What the task requires
Identify each line holding the string "TradingView" and copy it.

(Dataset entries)
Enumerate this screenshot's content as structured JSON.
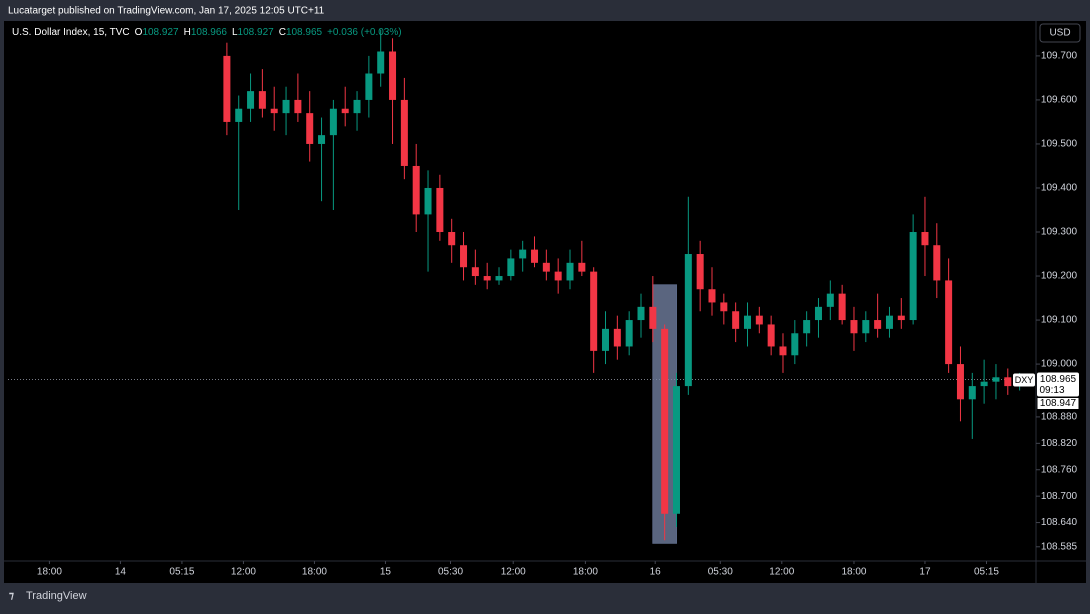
{
  "header": {
    "publisher": "Lucatarget published on TradingView.com, Jan 17, 2025 12:05 UTC+11"
  },
  "footer": {
    "brand": "TradingView"
  },
  "currency_button": "USD",
  "chart_data": {
    "type": "candlestick",
    "symbol": "U.S. Dollar Index, 15, TVC",
    "legend": [
      {
        "label": "O",
        "value": 108.927
      },
      {
        "label": "H",
        "value": 108.966
      },
      {
        "label": "L",
        "value": 108.927
      },
      {
        "label": "C",
        "value": 108.965
      }
    ],
    "change": "+0.036 (+0.03%)",
    "up_color": "#089981",
    "down_color": "#f23645",
    "ylim": [
      108.555,
      109.777
    ],
    "yticks": [
      {
        "value": 109.7,
        "label": "109.700"
      },
      {
        "value": 109.6,
        "label": "109.600"
      },
      {
        "value": 109.5,
        "label": "109.500"
      },
      {
        "value": 109.4,
        "label": "109.400"
      },
      {
        "value": 109.3,
        "label": "109.300"
      },
      {
        "value": 109.2,
        "label": "109.200"
      },
      {
        "value": 109.1,
        "label": "109.100"
      },
      {
        "value": 109,
        "label": "109.000"
      },
      {
        "value": 108.88,
        "label": "108.880"
      },
      {
        "value": 108.82,
        "label": "108.820"
      },
      {
        "value": 108.76,
        "label": "108.760"
      },
      {
        "value": 108.7,
        "label": "108.700"
      },
      {
        "value": 108.64,
        "label": "108.640"
      },
      108.585
    ],
    "xlim": [
      0,
      86.8
    ],
    "xticks": [
      {
        "value": 3.5,
        "label": "18:00"
      },
      {
        "value": 9.5,
        "label": "14"
      },
      {
        "value": 14.7,
        "label": "05:15"
      },
      {
        "value": 19.9,
        "label": "12:00"
      },
      {
        "value": 25.9,
        "label": "18:00"
      },
      {
        "value": 31.9,
        "label": "15"
      },
      {
        "value": 37.4,
        "label": "05:30"
      },
      {
        "value": 42.7,
        "label": "12:00"
      },
      {
        "value": 48.8,
        "label": "18:00"
      },
      {
        "value": 54.7,
        "label": "16"
      },
      {
        "value": 60.2,
        "label": "05:30"
      },
      {
        "value": 65.4,
        "label": "12:00"
      },
      {
        "value": 71.5,
        "label": "18:00"
      },
      {
        "value": 77.5,
        "label": "17"
      },
      {
        "value": 82.7,
        "label": "05:15"
      }
    ],
    "x": [
      18.5,
      19.5,
      20.5,
      21.5,
      22.5,
      23.5,
      24.5,
      25.5,
      26.5,
      27.5,
      28.5,
      29.5,
      30.5,
      31.5,
      32.5,
      33.5,
      34.5,
      35.5,
      36.5,
      37.5,
      38.5,
      39.5,
      40.5,
      41.5,
      42.5,
      43.5,
      44.5,
      45.5,
      46.5,
      47.5,
      48.5,
      49.5,
      50.5,
      51.5,
      52.5,
      53.5,
      54.5,
      55.5,
      56.5,
      57.5,
      58.5,
      59.5,
      60.5,
      61.5,
      62.5,
      63.5,
      64.5,
      65.5,
      66.5,
      67.5,
      68.5,
      69.5,
      70.5,
      71.5,
      72.5,
      73.5,
      74.5,
      75.5,
      76.5,
      77.5,
      78.5,
      79.5,
      80.5,
      81.5,
      82.5,
      83.5,
      84.5,
      85.5
    ],
    "open": [
      109.7,
      109.55,
      109.58,
      109.62,
      109.58,
      109.57,
      109.6,
      109.57,
      109.5,
      109.52,
      109.58,
      109.57,
      109.6,
      109.66,
      109.71,
      109.6,
      109.45,
      109.34,
      109.4,
      109.3,
      109.27,
      109.22,
      109.2,
      109.19,
      109.2,
      109.24,
      109.26,
      109.23,
      109.21,
      109.19,
      109.23,
      109.21,
      109.03,
      109.08,
      109.04,
      109.1,
      109.13,
      109.08,
      108.66,
      108.95,
      109.25,
      109.17,
      109.14,
      109.12,
      109.08,
      109.11,
      109.09,
      109.04,
      109.02,
      109.07,
      109.1,
      109.13,
      109.16,
      109.1,
      109.07,
      109.1,
      109.08,
      109.11,
      109.1,
      109.3,
      109.27,
      109.19,
      109.0,
      108.92,
      108.95,
      108.96,
      108.97,
      108.95
    ],
    "high": [
      109.73,
      109.61,
      109.66,
      109.67,
      109.63,
      109.63,
      109.66,
      109.62,
      109.56,
      109.6,
      109.63,
      109.62,
      109.7,
      109.76,
      109.74,
      109.65,
      109.5,
      109.44,
      109.43,
      109.33,
      109.3,
      109.26,
      109.23,
      109.22,
      109.26,
      109.28,
      109.29,
      109.26,
      109.24,
      109.26,
      109.28,
      109.22,
      109.12,
      109.11,
      109.12,
      109.16,
      109.2,
      109.09,
      108.98,
      109.38,
      109.28,
      109.22,
      109.16,
      109.14,
      109.14,
      109.13,
      109.11,
      109.07,
      109.1,
      109.12,
      109.15,
      109.19,
      109.18,
      109.13,
      109.12,
      109.16,
      109.13,
      109.15,
      109.34,
      109.38,
      109.32,
      109.24,
      109.04,
      108.98,
      109.01,
      109.0,
      108.99,
      108.98
    ],
    "low": [
      109.52,
      109.35,
      109.55,
      109.56,
      109.53,
      109.52,
      109.55,
      109.46,
      109.37,
      109.35,
      109.54,
      109.53,
      109.56,
      109.63,
      109.5,
      109.42,
      109.3,
      109.21,
      109.28,
      109.23,
      109.19,
      109.18,
      109.17,
      109.18,
      109.19,
      109.21,
      109.22,
      109.19,
      109.16,
      109.17,
      109.2,
      108.98,
      109.0,
      109.01,
      109.02,
      109.06,
      109.05,
      108.6,
      108.63,
      108.93,
      109.12,
      109.11,
      109.09,
      109.05,
      109.04,
      109.07,
      109.02,
      108.98,
      109.0,
      109.04,
      109.06,
      109.1,
      109.09,
      109.03,
      109.05,
      109.06,
      109.06,
      109.08,
      109.09,
      109.2,
      109.15,
      108.98,
      108.87,
      108.83,
      108.91,
      108.92,
      108.93,
      108.94
    ],
    "close": [
      109.55,
      109.58,
      109.62,
      109.58,
      109.57,
      109.6,
      109.57,
      109.5,
      109.52,
      109.58,
      109.57,
      109.6,
      109.66,
      109.71,
      109.6,
      109.45,
      109.34,
      109.4,
      109.3,
      109.27,
      109.22,
      109.2,
      109.19,
      109.2,
      109.24,
      109.26,
      109.23,
      109.21,
      109.19,
      109.23,
      109.21,
      109.03,
      109.08,
      109.04,
      109.1,
      109.13,
      109.08,
      108.66,
      108.95,
      109.25,
      109.17,
      109.14,
      109.12,
      109.08,
      109.11,
      109.09,
      109.04,
      109.02,
      109.07,
      109.1,
      109.13,
      109.16,
      109.1,
      109.07,
      109.1,
      109.08,
      109.11,
      109.1,
      109.3,
      109.27,
      109.19,
      109.0,
      108.92,
      108.95,
      108.96,
      108.97,
      108.95,
      108.965
    ],
    "highlight_box": {
      "xrange": [
        54.5,
        56.5
      ],
      "yrange": [
        108.593,
        109.18
      ]
    },
    "price_tags": {
      "symbol": "DXY",
      "last": 108.965,
      "countdown": "09:13",
      "other": 108.947
    }
  }
}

Result of this task
    "publisher": "Lucatarget published on TradingView.com, Jan 17, 2025 12:05 UTC+11"
    "brand": "TradingView"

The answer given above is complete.